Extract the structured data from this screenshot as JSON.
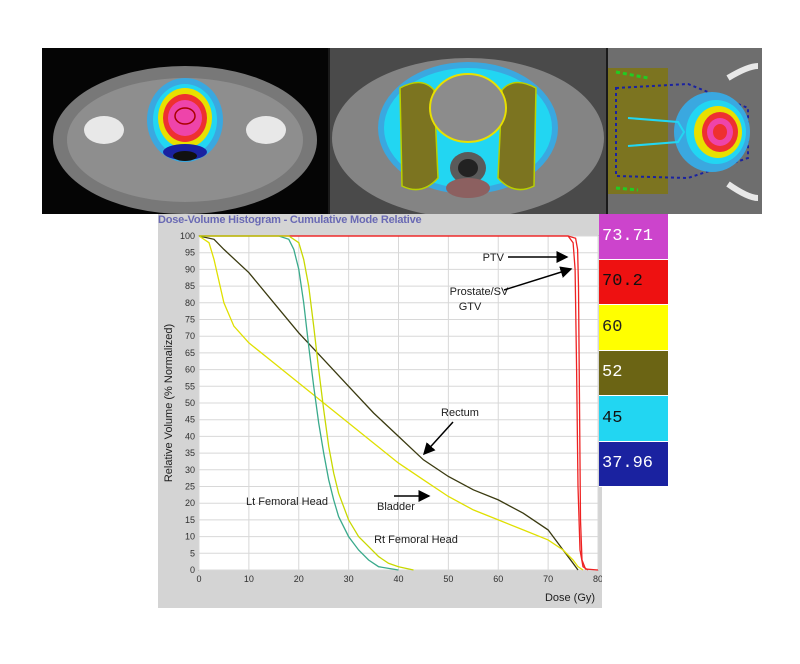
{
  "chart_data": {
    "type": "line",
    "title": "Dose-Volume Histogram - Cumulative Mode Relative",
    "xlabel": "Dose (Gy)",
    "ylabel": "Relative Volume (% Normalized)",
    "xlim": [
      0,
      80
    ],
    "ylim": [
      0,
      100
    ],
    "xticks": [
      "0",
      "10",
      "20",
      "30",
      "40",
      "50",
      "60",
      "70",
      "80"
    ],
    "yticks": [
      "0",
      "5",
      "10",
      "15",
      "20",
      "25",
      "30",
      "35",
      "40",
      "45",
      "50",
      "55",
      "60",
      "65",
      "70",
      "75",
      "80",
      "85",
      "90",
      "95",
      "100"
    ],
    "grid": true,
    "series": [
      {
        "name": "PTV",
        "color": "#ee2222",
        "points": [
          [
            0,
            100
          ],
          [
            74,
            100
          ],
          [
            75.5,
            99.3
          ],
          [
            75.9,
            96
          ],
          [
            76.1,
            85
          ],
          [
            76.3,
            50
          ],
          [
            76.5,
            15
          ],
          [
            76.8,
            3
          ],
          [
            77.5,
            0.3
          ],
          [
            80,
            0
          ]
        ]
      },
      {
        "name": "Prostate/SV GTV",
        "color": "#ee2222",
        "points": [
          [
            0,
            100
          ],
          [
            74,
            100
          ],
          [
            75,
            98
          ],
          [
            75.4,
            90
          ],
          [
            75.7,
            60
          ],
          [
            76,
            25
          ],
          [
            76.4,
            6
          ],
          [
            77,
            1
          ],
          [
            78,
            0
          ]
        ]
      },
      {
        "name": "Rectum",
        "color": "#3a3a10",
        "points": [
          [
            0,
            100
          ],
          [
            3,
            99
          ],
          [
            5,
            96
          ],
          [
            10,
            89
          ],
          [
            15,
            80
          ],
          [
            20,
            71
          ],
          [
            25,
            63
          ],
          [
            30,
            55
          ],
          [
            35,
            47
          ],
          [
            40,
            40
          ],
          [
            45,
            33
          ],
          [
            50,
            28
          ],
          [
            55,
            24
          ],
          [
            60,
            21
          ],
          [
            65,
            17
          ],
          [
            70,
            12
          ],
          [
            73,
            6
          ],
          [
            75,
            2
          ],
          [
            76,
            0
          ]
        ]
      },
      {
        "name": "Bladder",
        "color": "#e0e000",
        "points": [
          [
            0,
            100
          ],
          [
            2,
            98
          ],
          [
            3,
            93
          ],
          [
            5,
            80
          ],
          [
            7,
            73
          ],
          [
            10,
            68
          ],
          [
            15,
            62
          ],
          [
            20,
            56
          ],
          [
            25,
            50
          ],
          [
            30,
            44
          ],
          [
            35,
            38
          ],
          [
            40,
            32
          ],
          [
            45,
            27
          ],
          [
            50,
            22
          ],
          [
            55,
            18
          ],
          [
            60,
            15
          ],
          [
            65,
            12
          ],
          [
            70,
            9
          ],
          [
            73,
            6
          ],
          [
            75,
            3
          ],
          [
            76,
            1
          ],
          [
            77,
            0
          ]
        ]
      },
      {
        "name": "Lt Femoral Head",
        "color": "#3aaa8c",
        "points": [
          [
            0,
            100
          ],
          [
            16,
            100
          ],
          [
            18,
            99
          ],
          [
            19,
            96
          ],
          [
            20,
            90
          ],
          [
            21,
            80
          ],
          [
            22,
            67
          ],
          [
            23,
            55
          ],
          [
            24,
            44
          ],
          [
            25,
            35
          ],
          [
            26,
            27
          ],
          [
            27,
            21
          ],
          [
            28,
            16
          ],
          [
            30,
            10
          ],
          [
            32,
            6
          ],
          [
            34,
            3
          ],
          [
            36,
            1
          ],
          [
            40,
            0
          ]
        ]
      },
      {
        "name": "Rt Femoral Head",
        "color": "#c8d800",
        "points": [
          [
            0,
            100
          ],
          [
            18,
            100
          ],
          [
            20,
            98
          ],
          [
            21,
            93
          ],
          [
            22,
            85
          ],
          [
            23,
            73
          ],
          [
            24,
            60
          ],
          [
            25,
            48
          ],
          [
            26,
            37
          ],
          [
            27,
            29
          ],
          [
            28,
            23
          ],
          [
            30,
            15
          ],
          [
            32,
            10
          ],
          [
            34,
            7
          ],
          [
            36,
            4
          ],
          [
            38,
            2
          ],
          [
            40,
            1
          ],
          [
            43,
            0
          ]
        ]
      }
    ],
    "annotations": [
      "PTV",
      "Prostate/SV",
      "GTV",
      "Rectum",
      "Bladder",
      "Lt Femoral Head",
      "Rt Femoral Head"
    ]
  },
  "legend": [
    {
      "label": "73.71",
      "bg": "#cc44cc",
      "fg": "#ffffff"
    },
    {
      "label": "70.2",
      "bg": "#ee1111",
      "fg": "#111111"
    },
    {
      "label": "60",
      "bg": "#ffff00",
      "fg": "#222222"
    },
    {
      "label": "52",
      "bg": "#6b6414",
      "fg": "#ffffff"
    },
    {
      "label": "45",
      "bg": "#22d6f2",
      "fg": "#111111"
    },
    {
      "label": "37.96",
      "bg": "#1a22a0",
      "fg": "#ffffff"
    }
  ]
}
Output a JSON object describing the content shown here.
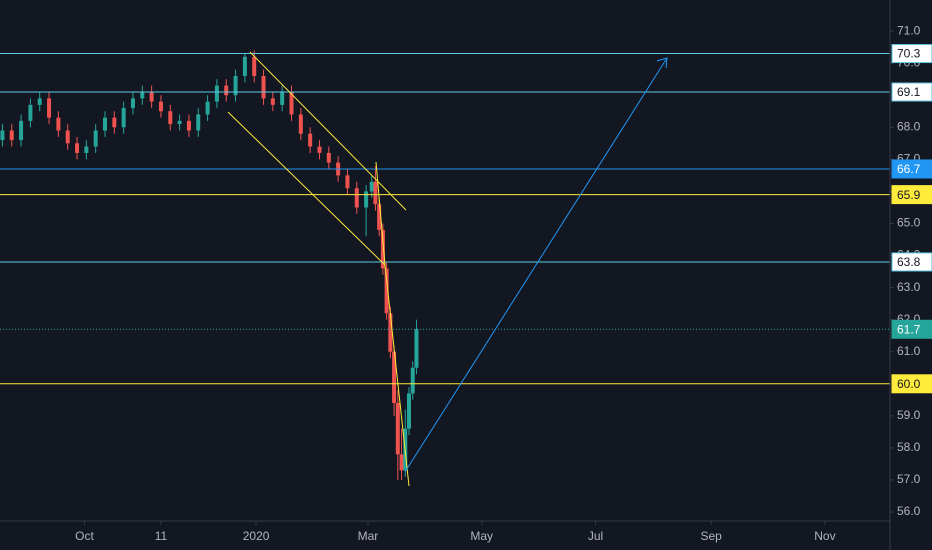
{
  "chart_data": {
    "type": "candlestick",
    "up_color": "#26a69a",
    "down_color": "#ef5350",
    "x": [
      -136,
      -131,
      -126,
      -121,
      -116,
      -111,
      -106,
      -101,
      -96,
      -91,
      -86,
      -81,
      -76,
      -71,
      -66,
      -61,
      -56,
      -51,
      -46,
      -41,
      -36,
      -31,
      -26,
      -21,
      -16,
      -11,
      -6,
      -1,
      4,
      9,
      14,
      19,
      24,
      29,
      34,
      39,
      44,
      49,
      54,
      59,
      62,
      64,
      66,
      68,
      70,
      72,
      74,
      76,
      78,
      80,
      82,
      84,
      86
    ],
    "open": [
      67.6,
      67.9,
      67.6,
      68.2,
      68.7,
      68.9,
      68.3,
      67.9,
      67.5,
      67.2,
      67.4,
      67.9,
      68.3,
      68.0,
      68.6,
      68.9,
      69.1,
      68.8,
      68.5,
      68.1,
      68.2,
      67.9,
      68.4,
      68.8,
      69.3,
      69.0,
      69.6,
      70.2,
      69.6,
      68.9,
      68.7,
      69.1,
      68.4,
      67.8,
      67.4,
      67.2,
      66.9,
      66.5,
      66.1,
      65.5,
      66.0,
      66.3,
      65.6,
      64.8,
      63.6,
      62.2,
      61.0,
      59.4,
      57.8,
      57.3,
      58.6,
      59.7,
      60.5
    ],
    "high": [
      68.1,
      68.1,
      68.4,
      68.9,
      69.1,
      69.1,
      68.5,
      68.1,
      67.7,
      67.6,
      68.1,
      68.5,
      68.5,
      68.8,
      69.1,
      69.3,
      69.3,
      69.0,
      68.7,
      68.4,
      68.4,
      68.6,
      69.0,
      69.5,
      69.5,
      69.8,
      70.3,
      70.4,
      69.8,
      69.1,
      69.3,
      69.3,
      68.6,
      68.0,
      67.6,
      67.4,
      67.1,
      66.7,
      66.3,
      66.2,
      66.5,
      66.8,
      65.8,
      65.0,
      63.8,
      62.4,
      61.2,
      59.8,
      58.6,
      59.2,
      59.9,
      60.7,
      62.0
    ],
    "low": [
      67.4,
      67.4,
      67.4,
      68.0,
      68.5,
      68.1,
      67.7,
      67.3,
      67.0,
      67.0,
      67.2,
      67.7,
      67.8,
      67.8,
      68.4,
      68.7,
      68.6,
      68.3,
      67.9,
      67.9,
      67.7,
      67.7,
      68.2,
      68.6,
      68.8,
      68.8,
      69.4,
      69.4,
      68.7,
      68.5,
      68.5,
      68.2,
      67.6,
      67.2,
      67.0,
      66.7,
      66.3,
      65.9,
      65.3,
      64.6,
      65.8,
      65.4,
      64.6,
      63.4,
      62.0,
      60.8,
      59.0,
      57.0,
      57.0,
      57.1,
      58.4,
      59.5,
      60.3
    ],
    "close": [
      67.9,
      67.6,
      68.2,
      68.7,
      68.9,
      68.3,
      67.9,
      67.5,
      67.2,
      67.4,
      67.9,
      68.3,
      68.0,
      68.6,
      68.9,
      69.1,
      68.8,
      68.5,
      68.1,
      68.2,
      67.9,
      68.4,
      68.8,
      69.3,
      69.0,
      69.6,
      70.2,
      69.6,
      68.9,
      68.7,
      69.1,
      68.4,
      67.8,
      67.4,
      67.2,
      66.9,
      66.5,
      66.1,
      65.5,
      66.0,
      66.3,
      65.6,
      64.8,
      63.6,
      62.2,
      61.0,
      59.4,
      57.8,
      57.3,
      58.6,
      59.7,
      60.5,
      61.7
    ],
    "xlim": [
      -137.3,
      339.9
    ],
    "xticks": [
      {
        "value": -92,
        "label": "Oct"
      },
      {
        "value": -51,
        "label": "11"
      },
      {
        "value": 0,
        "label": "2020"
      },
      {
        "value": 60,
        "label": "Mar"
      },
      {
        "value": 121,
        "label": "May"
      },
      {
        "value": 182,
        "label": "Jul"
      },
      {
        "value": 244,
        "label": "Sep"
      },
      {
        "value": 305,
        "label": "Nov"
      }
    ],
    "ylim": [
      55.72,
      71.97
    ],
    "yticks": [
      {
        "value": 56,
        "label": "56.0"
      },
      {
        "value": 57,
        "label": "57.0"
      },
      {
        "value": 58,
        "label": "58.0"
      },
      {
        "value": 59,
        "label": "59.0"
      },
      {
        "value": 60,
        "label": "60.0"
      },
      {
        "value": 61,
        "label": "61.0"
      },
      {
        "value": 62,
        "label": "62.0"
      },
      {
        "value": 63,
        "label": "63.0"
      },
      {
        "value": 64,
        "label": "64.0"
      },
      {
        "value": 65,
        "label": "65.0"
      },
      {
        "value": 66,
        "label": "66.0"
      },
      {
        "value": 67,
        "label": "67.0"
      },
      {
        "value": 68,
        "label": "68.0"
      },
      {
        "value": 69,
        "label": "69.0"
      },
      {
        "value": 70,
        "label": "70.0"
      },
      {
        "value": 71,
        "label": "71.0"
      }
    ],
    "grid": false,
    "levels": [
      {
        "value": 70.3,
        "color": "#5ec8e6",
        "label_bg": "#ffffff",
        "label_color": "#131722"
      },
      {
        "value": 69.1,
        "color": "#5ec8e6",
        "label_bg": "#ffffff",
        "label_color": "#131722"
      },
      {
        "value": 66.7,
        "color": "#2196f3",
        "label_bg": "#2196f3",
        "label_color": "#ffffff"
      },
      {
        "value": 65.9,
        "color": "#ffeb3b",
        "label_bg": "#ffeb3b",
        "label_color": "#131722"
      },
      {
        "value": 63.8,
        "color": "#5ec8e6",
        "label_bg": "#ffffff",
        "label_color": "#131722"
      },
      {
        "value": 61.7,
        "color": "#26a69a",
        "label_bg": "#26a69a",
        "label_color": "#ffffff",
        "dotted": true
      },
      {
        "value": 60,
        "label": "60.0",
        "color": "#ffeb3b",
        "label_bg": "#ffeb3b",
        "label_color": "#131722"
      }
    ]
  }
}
----
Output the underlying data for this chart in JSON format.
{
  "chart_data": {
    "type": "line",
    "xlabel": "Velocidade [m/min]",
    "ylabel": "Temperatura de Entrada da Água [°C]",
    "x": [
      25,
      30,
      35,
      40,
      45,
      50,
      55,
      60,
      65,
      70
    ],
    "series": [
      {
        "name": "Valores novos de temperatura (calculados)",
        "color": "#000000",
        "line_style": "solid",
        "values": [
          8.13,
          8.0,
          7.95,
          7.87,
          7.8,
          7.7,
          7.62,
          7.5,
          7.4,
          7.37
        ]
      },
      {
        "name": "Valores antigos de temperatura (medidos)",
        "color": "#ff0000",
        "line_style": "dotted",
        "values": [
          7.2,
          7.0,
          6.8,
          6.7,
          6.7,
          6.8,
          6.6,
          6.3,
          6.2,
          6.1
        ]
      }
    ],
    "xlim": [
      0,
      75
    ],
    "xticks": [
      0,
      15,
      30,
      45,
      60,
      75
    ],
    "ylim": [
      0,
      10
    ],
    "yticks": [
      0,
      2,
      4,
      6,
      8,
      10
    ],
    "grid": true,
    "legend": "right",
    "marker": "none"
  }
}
----
How many lines in the records above contain the word "Head"? Reply with the number alone.

__Solution__
4